→ Job
Write every record out again exactly as given.

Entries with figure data

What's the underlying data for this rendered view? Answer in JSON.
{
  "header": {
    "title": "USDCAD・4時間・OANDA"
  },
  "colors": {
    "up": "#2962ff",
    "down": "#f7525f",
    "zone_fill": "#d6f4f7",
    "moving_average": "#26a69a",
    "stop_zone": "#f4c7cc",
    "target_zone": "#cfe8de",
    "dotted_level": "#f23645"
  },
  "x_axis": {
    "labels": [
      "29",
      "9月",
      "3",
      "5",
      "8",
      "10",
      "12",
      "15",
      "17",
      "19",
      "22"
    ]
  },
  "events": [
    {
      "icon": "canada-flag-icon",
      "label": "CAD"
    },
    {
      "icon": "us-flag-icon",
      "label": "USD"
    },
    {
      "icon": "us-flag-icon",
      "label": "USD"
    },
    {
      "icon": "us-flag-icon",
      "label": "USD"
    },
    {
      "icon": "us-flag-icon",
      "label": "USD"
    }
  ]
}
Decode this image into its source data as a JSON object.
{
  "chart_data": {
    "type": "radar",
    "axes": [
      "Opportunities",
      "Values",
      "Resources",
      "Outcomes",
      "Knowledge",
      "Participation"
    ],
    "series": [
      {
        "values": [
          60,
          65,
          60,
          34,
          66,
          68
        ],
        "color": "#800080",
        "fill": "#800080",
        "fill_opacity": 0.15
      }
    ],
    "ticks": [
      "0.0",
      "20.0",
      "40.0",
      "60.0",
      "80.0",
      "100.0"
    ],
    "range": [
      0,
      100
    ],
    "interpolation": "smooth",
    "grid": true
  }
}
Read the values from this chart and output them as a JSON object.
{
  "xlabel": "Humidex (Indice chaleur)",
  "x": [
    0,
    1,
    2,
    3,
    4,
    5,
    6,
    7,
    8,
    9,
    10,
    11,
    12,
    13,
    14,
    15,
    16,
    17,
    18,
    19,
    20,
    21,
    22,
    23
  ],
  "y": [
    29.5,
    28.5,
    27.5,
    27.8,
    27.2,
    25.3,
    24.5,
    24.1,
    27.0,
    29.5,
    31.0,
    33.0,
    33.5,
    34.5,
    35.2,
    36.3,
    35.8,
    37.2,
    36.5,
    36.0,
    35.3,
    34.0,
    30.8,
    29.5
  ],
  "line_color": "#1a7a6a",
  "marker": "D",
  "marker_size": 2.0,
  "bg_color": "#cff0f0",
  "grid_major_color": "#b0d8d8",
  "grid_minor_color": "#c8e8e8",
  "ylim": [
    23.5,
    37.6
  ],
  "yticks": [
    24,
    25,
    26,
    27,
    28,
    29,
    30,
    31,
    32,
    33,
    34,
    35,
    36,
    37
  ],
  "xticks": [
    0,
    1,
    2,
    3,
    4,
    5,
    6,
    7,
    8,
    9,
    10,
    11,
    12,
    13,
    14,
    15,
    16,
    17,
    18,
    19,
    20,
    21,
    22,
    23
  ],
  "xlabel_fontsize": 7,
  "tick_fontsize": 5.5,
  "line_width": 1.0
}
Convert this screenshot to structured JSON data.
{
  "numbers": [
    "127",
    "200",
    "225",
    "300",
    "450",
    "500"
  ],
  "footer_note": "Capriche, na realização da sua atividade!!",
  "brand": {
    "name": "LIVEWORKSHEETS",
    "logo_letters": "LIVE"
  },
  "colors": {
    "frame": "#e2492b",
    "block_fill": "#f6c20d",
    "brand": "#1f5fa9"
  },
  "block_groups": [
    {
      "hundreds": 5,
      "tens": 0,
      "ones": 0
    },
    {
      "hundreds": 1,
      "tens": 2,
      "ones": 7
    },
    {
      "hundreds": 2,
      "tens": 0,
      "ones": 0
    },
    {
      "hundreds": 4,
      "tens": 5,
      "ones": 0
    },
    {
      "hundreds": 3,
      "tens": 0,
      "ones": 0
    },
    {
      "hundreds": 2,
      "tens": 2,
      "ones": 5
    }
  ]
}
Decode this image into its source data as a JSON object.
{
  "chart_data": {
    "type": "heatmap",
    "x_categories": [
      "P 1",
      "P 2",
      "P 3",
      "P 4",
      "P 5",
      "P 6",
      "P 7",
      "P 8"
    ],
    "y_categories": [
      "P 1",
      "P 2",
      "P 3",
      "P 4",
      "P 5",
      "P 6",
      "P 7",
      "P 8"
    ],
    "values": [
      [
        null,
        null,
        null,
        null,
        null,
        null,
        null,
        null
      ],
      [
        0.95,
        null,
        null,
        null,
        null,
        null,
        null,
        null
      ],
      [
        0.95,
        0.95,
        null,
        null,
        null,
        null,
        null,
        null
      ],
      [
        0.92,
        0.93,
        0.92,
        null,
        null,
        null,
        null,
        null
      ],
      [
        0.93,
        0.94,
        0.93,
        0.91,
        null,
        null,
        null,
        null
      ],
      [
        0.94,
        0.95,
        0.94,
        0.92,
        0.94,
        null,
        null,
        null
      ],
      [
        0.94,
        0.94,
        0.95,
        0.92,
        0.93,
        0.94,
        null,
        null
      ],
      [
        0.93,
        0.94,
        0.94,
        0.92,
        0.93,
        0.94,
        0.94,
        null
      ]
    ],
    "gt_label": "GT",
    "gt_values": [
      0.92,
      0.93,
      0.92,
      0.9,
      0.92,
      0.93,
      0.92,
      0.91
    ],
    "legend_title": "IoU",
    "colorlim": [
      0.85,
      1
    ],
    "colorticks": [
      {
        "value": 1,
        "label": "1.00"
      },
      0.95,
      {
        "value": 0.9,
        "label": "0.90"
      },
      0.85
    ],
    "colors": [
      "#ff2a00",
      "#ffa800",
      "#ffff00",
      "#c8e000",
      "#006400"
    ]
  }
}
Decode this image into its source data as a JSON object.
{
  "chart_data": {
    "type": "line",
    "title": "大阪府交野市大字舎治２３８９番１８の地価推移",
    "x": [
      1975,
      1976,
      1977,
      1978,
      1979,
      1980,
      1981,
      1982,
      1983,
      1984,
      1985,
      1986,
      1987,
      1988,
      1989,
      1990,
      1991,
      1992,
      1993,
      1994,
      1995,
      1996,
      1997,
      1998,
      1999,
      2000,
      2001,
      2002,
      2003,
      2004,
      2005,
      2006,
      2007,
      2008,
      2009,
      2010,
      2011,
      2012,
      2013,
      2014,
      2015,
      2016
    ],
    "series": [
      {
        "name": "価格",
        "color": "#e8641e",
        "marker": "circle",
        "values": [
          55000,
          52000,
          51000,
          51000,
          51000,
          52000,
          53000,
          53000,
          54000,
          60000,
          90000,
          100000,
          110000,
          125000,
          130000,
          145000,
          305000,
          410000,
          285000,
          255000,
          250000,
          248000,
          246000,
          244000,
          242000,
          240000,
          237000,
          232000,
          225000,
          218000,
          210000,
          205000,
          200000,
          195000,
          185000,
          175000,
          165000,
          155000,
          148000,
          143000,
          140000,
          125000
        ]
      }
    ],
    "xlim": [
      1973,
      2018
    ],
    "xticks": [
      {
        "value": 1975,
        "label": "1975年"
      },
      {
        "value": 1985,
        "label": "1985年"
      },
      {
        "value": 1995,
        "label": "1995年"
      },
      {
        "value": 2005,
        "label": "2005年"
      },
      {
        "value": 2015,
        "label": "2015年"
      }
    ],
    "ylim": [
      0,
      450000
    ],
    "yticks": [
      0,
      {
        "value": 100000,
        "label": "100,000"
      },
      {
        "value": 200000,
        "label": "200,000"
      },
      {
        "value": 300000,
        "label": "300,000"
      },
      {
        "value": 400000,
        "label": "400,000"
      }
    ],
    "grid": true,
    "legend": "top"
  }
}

→ Task result
What's the underlying data for this rendered view? Answer in JSON.
{
  "header": {
    "title": "USDCAD・4時間・OANDA"
  },
  "colors": {
    "up": "#2962ff",
    "down": "#f7525f",
    "zone_fill": "#d6f4f7",
    "moving_average": "#26a69a",
    "stop_zone": "#f4c7cc",
    "target_zone": "#cfe8de",
    "dotted_level": "#f23645"
  },
  "x_axis": {
    "labels": [
      "29",
      "9月",
      "3",
      "5",
      "8",
      "10",
      "12",
      "15",
      "17",
      "19",
      "22"
    ]
  },
  "events": [
    {
      "icon": "canada-flag-icon",
      "label": "CAD"
    },
    {
      "icon": "us-flag-icon",
      "label": "USD"
    },
    {
      "icon": "us-flag-icon",
      "label": "USD"
    },
    {
      "icon": "us-flag-icon",
      "label": "USD"
    },
    {
      "icon": "us-flag-icon",
      "label": "USD"
    }
  ]
}
Decode this image into its source data as a JSON object.
{
  "chart_data": {
    "type": "radar",
    "axes": [
      "Opportunities",
      "Values",
      "Resources",
      "Outcomes",
      "Knowledge",
      "Participation"
    ],
    "series": [
      {
        "values": [
          60,
          65,
          60,
          34,
          66,
          68
        ],
        "color": "#800080",
        "fill": "#800080",
        "fill_opacity": 0.15
      }
    ],
    "ticks": [
      "0.0",
      "20.0",
      "40.0",
      "60.0",
      "80.0",
      "100.0"
    ],
    "range": [
      0,
      100
    ],
    "interpolation": "smooth",
    "grid": true
  }
}
Read the values from this chart and output them as a JSON object.
{
  "xlabel": "Humidex (Indice chaleur)",
  "x": [
    0,
    1,
    2,
    3,
    4,
    5,
    6,
    7,
    8,
    9,
    10,
    11,
    12,
    13,
    14,
    15,
    16,
    17,
    18,
    19,
    20,
    21,
    22,
    23
  ],
  "y": [
    29.5,
    28.5,
    27.5,
    27.8,
    27.2,
    25.3,
    24.5,
    24.1,
    27.0,
    29.5,
    31.0,
    33.0,
    33.5,
    34.5,
    35.2,
    36.3,
    35.8,
    37.2,
    36.5,
    36.0,
    35.3,
    34.0,
    30.8,
    29.5
  ],
  "line_color": "#1a7a6a",
  "marker": "D",
  "marker_size": 2.0,
  "bg_color": "#cff0f0",
  "grid_major_color": "#b0d8d8",
  "grid_minor_color": "#c8e8e8",
  "ylim": [
    23.5,
    37.6
  ],
  "yticks": [
    24,
    25,
    26,
    27,
    28,
    29,
    30,
    31,
    32,
    33,
    34,
    35,
    36,
    37
  ],
  "xticks": [
    0,
    1,
    2,
    3,
    4,
    5,
    6,
    7,
    8,
    9,
    10,
    11,
    12,
    13,
    14,
    15,
    16,
    17,
    18,
    19,
    20,
    21,
    22,
    23
  ],
  "xlabel_fontsize": 7,
  "tick_fontsize": 5.5,
  "line_width": 1.0
}
Convert this screenshot to structured JSON data.
{
  "numbers": [
    "127",
    "200",
    "225",
    "300",
    "450",
    "500"
  ],
  "footer_note": "Capriche, na realização da sua atividade!!",
  "brand": {
    "name": "LIVEWORKSHEETS",
    "logo_letters": "LIVE"
  },
  "colors": {
    "frame": "#e2492b",
    "block_fill": "#f6c20d",
    "brand": "#1f5fa9"
  },
  "block_groups": [
    {
      "hundreds": 5,
      "tens": 0,
      "ones": 0
    },
    {
      "hundreds": 1,
      "tens": 2,
      "ones": 7
    },
    {
      "hundreds": 2,
      "tens": 0,
      "ones": 0
    },
    {
      "hundreds": 4,
      "tens": 5,
      "ones": 0
    },
    {
      "hundreds": 3,
      "tens": 0,
      "ones": 0
    },
    {
      "hundreds": 2,
      "tens": 2,
      "ones": 5
    }
  ]
}
Decode this image into its source data as a JSON object.
{
  "chart_data": {
    "type": "heatmap",
    "x_categories": [
      "P 1",
      "P 2",
      "P 3",
      "P 4",
      "P 5",
      "P 6",
      "P 7",
      "P 8"
    ],
    "y_categories": [
      "P 1",
      "P 2",
      "P 3",
      "P 4",
      "P 5",
      "P 6",
      "P 7",
      "P 8"
    ],
    "values": [
      [
        null,
        null,
        null,
        null,
        null,
        null,
        null,
        null
      ],
      [
        0.95,
        null,
        null,
        null,
        null,
        null,
        null,
        null
      ],
      [
        0.95,
        0.95,
        null,
        null,
        null,
        null,
        null,
        null
      ],
      [
        0.92,
        0.93,
        0.92,
        null,
        null,
        null,
        null,
        null
      ],
      [
        0.93,
        0.94,
        0.93,
        0.91,
        null,
        null,
        null,
        null
      ],
      [
        0.94,
        0.95,
        0.94,
        0.92,
        0.94,
        null,
        null,
        null
      ],
      [
        0.94,
        0.94,
        0.95,
        0.92,
        0.93,
        0.94,
        null,
        null
      ],
      [
        0.93,
        0.94,
        0.94,
        0.92,
        0.93,
        0.94,
        0.94,
        null
      ]
    ],
    "gt_label": "GT",
    "gt_values": [
      0.92,
      0.93,
      0.92,
      0.9,
      0.92,
      0.93,
      0.92,
      0.91
    ],
    "legend_title": "IoU",
    "colorlim": [
      0.85,
      1
    ],
    "colorticks": [
      {
        "value": 1,
        "label": "1.00"
      },
      0.95,
      {
        "value": 0.9,
        "label": "0.90"
      },
      0.85
    ],
    "colors": [
      "#ff2a00",
      "#ffa800",
      "#ffff00",
      "#c8e000",
      "#006400"
    ]
  }
}
Decode this image into its source data as a JSON object.
{
  "chart_data": {
    "type": "line",
    "title": "大阪府交野市大字舎治２３８９番１８の地価推移",
    "x": [
      1975,
      1976,
      1977,
      1978,
      1979,
      1980,
      1981,
      1982,
      1983,
      1984,
      1985,
      1986,
      1987,
      1988,
      1989,
      1990,
      1991,
      1992,
      1993,
      1994,
      1995,
      1996,
      1997,
      1998,
      1999,
      2000,
      2001,
      2002,
      2003,
      2004,
      2005,
      2006,
      2007,
      2008,
      2009,
      2010,
      2011,
      2012,
      2013,
      2014,
      2015,
      2016
    ],
    "series": [
      {
        "name": "価格",
        "color": "#e8641e",
        "marker": "circle",
        "values": [
          55000,
          52000,
          51000,
          51000,
          51000,
          52000,
          53000,
          53000,
          54000,
          60000,
          90000,
          100000,
          110000,
          125000,
          130000,
          145000,
          305000,
          410000,
          285000,
          255000,
          250000,
          248000,
          246000,
          244000,
          242000,
          240000,
          237000,
          232000,
          225000,
          218000,
          210000,
          205000,
          200000,
          195000,
          185000,
          175000,
          165000,
          155000,
          148000,
          143000,
          140000,
          125000
        ]
      }
    ],
    "xlim": [
      1973,
      2018
    ],
    "xticks": [
      {
        "value": 1975,
        "label": "1975年"
      },
      {
        "value": 1985,
        "label": "1985年"
      },
      {
        "value": 1995,
        "label": "1995年"
      },
      {
        "value": 2005,
        "label": "2005年"
      },
      {
        "value": 2015,
        "label": "2015年"
      }
    ],
    "ylim": [
      0,
      450000
    ],
    "yticks": [
      0,
      {
        "value": 100000,
        "label": "100,000"
      },
      {
        "value": 200000,
        "label": "200,000"
      },
      {
        "value": 300000,
        "label": "300,000"
      },
      {
        "value": 400000,
        "label": "400,000"
      }
    ],
    "grid": true,
    "legend": "top"
  }
}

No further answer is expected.